TASK OBJECTIVE |
Wherever the string "population" appears in a line, extract that line.

Figure contents as structured data

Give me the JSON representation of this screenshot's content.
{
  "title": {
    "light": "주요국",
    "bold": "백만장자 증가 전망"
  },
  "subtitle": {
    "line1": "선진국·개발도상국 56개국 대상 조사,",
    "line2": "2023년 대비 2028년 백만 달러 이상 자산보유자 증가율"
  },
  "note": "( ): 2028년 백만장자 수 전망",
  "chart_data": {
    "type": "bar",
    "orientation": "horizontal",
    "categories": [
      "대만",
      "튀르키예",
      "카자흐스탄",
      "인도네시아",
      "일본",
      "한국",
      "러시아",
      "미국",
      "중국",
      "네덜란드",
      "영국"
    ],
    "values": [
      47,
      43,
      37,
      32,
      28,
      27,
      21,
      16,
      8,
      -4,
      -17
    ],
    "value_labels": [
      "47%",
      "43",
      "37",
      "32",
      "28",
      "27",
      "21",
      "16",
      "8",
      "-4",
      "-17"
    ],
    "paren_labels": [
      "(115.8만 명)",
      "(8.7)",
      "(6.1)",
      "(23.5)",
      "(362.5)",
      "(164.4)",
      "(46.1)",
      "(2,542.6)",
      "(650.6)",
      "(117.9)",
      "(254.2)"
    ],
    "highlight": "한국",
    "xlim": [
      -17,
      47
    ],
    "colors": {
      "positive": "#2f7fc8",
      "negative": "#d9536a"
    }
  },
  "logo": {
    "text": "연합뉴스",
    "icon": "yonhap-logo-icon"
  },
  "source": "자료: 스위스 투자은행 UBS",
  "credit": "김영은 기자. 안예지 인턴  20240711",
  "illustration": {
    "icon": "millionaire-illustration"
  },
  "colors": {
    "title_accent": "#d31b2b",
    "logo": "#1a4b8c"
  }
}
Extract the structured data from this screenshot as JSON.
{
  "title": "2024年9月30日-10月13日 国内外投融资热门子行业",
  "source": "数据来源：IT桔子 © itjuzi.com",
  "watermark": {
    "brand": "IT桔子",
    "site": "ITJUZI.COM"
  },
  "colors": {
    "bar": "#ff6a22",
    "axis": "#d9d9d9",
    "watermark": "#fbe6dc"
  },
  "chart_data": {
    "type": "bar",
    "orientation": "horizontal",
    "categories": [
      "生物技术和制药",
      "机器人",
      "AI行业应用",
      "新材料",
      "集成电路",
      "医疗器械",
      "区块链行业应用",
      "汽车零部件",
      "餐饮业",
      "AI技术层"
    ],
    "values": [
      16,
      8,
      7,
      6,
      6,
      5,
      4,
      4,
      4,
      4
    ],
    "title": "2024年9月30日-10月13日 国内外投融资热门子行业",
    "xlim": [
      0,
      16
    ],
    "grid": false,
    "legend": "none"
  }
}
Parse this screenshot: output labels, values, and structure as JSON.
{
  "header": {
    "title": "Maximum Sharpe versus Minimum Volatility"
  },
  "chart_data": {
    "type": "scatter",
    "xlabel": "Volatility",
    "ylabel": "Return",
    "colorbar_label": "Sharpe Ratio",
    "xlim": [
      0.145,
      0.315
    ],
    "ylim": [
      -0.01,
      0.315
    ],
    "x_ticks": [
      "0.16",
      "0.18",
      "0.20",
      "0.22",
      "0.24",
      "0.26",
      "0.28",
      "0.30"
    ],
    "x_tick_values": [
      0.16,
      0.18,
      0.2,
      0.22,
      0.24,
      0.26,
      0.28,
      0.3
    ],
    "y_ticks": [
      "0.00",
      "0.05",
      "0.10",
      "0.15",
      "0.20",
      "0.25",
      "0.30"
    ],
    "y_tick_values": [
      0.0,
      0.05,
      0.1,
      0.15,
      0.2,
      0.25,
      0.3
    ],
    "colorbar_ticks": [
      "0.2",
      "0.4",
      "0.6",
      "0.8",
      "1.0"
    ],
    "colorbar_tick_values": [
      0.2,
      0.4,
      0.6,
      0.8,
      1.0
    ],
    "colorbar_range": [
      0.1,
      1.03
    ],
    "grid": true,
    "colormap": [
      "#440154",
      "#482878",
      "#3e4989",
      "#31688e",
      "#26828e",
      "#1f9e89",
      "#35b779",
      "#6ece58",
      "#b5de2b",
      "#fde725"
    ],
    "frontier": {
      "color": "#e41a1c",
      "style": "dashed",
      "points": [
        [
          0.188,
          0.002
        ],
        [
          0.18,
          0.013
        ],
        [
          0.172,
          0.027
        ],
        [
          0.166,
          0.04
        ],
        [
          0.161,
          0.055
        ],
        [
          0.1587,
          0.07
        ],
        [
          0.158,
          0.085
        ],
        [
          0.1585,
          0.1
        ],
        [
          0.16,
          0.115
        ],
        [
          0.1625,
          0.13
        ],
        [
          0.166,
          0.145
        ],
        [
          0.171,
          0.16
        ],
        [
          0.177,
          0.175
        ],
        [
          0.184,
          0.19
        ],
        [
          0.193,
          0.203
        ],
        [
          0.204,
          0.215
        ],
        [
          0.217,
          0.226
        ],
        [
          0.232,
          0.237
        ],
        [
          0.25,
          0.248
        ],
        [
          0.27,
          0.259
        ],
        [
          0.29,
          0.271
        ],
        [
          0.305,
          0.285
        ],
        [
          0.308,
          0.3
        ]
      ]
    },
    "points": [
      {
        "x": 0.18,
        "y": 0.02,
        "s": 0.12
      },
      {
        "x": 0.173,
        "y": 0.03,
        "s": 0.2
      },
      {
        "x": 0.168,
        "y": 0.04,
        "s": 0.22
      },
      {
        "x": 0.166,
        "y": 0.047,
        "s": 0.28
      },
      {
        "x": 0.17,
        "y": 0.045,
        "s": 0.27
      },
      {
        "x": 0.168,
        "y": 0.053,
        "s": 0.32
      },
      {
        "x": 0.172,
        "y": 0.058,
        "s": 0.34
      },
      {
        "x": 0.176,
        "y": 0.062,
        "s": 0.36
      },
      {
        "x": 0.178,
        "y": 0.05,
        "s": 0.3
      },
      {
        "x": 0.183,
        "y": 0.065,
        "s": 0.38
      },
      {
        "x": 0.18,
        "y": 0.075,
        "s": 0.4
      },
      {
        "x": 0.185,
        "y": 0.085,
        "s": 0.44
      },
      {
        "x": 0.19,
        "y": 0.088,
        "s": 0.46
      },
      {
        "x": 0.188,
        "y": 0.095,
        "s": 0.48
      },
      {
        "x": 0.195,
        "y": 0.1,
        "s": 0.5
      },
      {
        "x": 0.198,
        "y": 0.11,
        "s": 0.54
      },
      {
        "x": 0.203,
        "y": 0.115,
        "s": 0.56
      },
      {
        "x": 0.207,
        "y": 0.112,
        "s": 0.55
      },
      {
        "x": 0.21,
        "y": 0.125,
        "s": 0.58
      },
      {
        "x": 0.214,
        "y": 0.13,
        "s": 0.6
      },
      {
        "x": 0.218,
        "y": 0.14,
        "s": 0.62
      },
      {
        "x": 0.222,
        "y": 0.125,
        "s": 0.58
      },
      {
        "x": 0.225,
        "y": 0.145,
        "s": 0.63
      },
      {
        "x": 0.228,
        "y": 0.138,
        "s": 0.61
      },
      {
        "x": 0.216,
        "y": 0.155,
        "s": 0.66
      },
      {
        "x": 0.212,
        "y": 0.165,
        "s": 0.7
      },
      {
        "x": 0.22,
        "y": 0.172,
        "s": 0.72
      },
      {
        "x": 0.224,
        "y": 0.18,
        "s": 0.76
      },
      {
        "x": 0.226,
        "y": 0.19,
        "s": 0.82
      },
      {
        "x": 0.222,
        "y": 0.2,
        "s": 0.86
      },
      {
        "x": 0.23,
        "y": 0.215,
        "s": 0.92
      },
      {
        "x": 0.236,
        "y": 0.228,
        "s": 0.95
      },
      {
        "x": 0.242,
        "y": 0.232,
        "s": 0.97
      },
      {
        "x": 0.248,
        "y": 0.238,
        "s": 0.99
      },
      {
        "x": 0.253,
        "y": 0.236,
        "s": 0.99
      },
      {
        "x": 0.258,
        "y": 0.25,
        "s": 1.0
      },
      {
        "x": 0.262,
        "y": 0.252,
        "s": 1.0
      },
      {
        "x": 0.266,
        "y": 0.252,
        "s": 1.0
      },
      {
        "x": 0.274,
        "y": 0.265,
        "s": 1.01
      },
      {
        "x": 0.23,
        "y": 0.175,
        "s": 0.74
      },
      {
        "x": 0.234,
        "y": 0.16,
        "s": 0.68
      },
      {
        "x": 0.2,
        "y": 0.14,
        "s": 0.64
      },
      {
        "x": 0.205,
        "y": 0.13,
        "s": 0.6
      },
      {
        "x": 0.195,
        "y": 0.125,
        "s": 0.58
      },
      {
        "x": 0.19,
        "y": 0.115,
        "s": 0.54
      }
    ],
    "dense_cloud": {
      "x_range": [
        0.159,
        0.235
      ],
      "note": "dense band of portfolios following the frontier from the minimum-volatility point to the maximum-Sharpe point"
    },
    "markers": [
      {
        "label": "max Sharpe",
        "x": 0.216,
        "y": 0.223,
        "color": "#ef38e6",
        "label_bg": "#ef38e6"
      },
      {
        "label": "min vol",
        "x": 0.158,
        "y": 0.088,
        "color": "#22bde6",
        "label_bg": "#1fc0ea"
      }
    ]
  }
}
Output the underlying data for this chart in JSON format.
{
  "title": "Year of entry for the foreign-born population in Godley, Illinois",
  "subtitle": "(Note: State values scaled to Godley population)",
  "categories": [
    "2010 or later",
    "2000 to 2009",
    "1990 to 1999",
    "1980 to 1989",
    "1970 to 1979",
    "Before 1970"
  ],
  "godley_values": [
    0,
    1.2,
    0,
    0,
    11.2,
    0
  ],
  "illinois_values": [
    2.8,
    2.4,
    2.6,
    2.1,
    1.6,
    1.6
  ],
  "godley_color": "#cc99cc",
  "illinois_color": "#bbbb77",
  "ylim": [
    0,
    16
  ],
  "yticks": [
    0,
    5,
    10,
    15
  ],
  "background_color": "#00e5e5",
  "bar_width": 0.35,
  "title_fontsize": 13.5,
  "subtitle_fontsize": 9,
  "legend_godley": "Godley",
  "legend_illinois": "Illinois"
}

FULL ANSWER |
  "title": "Year of entry for the foreign-born population in Godley, Illinois",
  "subtitle": "(Note: State values scaled to Godley population)",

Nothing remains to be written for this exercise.